Records for this exercise ::
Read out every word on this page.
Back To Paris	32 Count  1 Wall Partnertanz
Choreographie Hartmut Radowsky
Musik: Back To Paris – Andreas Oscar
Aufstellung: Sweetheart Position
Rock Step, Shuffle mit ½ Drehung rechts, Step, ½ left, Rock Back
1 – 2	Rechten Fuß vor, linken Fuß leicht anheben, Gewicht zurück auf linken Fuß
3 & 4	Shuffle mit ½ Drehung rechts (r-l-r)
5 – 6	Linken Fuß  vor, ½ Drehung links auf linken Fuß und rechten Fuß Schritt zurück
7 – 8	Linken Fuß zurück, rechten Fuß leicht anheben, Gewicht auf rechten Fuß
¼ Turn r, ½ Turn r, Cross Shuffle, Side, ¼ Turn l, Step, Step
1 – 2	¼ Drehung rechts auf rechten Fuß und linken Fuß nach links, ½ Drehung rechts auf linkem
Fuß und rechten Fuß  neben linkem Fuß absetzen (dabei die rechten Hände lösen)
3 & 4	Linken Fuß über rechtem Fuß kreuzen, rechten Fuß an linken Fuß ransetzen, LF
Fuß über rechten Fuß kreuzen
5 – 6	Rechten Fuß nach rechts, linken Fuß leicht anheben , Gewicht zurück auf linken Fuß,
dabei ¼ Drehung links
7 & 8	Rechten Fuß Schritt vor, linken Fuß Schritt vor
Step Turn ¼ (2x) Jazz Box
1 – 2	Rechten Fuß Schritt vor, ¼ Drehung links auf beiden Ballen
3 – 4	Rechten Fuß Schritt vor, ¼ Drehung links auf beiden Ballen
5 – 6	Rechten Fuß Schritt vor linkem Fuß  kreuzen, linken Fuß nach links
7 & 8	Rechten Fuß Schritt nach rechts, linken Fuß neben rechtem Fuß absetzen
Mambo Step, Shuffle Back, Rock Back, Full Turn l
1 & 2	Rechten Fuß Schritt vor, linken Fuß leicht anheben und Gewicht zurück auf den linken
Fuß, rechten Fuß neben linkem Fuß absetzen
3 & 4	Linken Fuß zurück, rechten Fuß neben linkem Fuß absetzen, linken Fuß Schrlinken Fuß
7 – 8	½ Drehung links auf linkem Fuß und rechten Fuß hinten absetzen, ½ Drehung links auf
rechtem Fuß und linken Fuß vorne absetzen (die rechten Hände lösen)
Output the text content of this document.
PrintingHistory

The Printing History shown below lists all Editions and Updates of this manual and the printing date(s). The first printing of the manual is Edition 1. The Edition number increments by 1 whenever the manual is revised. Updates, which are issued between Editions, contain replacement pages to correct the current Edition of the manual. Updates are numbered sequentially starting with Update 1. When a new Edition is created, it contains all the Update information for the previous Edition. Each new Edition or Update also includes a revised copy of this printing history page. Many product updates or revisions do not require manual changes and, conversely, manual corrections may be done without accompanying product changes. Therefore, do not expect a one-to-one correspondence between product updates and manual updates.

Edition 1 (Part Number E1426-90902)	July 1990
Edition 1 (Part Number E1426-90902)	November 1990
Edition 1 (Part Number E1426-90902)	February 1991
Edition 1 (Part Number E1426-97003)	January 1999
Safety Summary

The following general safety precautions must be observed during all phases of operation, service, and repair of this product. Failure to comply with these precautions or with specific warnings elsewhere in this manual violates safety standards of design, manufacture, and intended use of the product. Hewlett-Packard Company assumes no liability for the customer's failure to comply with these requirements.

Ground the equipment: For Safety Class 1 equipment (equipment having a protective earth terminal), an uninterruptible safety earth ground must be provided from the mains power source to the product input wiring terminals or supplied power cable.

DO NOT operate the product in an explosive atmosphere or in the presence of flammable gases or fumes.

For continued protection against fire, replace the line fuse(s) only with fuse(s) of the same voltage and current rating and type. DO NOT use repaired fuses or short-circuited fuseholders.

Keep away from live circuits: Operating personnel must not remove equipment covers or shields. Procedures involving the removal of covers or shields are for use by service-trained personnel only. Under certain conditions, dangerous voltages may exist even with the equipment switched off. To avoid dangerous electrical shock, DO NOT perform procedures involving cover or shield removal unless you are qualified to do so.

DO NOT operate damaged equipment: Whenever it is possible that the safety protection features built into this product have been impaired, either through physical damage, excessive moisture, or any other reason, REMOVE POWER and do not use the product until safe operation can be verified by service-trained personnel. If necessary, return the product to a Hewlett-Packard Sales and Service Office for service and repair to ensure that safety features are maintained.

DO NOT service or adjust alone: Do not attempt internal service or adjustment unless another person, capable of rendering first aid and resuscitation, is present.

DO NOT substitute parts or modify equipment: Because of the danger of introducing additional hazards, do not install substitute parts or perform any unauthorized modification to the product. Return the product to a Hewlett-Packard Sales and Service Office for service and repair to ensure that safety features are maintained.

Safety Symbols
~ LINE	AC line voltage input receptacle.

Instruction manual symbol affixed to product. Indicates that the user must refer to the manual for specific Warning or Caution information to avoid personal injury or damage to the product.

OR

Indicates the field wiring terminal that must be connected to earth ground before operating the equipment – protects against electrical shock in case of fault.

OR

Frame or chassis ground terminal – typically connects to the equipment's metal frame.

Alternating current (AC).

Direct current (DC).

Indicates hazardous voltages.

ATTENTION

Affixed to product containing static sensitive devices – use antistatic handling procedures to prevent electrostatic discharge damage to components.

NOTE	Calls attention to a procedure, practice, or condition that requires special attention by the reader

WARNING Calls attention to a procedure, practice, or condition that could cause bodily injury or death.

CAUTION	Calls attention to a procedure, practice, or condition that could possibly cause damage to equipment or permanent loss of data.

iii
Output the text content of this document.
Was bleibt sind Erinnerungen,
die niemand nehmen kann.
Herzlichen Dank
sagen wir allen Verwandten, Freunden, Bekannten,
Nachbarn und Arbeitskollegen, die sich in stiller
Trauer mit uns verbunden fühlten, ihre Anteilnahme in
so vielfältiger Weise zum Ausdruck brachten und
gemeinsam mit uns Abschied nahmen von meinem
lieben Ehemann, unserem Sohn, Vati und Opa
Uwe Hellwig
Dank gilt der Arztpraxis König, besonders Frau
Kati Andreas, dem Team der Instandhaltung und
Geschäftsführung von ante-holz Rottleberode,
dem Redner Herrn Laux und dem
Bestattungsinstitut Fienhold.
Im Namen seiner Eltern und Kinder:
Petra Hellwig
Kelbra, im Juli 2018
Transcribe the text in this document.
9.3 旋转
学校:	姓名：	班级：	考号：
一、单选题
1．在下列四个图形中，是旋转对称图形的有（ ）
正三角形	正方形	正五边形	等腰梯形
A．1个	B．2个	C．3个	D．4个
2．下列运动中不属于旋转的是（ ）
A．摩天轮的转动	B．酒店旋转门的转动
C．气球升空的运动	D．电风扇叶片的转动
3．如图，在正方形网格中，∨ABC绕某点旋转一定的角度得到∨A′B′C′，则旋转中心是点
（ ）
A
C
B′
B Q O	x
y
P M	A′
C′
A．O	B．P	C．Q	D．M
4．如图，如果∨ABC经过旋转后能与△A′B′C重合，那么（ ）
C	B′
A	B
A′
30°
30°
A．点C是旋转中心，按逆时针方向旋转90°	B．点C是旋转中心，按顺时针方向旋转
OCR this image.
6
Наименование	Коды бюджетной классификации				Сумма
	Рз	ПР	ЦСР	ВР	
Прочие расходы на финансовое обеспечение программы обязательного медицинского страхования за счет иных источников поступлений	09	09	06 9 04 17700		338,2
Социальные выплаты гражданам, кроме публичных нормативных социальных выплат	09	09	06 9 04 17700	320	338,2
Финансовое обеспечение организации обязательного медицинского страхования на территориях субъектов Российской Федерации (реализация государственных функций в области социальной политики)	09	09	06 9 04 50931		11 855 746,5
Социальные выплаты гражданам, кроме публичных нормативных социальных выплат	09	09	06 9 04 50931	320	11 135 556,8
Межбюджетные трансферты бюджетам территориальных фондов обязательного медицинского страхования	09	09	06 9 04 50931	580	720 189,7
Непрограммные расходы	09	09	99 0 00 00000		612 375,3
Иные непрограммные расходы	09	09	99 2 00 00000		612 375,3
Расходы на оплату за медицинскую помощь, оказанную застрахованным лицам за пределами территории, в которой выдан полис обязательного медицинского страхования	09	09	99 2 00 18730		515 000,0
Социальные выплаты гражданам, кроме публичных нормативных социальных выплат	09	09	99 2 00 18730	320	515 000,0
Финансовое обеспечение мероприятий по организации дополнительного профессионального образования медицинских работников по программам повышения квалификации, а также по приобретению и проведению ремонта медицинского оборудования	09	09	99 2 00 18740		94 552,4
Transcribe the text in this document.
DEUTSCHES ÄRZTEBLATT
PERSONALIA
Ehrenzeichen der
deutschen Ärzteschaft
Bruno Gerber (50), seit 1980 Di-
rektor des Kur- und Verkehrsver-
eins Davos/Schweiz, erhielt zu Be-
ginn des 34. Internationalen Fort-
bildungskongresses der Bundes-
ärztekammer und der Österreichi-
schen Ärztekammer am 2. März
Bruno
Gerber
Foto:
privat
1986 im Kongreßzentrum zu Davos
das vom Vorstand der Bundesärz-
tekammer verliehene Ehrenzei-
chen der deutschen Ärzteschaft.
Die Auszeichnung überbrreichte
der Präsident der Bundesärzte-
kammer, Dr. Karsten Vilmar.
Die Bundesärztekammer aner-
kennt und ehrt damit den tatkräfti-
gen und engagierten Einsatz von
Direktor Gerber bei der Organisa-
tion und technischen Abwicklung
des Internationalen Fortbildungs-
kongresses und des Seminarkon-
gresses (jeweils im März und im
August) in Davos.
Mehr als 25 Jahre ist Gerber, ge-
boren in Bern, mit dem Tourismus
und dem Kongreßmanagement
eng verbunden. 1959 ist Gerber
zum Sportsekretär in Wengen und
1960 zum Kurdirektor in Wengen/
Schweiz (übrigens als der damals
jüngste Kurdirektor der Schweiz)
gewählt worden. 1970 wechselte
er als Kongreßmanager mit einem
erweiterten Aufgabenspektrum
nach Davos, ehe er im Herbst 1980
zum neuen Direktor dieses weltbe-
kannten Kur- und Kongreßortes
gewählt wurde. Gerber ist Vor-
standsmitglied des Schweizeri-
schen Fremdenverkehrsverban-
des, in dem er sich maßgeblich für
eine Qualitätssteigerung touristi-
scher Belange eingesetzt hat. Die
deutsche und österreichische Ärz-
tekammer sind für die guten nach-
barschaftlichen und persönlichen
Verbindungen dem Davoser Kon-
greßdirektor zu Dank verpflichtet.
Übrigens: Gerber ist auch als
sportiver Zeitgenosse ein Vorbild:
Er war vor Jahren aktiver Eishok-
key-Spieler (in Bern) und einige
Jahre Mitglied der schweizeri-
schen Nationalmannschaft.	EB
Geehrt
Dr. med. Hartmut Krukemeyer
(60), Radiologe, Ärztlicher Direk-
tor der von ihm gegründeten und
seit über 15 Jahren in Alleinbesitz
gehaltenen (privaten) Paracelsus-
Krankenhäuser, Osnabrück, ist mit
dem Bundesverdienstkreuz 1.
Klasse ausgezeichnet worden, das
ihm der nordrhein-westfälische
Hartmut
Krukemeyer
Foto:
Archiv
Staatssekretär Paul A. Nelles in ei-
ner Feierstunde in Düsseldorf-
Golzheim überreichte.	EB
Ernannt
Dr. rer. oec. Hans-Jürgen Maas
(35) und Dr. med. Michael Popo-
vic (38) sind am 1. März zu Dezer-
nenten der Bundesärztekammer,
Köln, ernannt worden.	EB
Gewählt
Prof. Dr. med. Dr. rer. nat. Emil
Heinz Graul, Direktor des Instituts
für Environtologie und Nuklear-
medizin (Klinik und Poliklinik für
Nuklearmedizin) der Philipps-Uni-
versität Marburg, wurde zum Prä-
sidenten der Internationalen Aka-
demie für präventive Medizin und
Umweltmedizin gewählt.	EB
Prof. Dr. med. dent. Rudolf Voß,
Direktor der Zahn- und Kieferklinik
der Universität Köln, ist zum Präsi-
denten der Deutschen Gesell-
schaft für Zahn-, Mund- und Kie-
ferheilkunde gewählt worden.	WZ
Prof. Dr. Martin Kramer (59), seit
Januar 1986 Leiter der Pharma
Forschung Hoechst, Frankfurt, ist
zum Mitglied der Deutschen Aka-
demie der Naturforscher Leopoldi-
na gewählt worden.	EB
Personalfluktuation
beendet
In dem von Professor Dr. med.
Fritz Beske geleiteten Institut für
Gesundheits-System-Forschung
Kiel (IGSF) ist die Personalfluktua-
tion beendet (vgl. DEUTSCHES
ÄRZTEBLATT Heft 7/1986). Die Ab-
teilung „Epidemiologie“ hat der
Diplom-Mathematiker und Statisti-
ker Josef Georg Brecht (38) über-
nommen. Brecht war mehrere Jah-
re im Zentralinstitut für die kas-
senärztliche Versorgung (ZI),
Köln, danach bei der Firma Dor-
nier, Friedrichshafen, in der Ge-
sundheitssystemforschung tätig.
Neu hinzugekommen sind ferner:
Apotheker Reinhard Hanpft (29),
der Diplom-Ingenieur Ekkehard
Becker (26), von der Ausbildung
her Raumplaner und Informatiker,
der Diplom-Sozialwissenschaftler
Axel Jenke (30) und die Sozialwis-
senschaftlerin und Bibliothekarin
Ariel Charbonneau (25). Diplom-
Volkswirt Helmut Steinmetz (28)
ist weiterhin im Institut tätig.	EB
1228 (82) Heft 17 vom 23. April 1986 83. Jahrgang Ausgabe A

What you need to do :: Using the records above, pull out each line where the word "only" occurs.

Task answer ::
For continued protection against fire, replace the line fuse(s) only with fuse(s) of the same voltage and current rating and type. DO NOT use repaired fuses or short-circuited fuseholders.
Keep away from live circuits: Operating personnel must not remove equipment covers or shields. Procedures involving the removal of covers or shields are for use by service-trained personnel only. Under certain conditions, dangerous voltages may exist even with the equipment switched off. To avoid dangerous electrical shock, DO NOT perform procedures involving cover or shield removal unless you are qualified to do so.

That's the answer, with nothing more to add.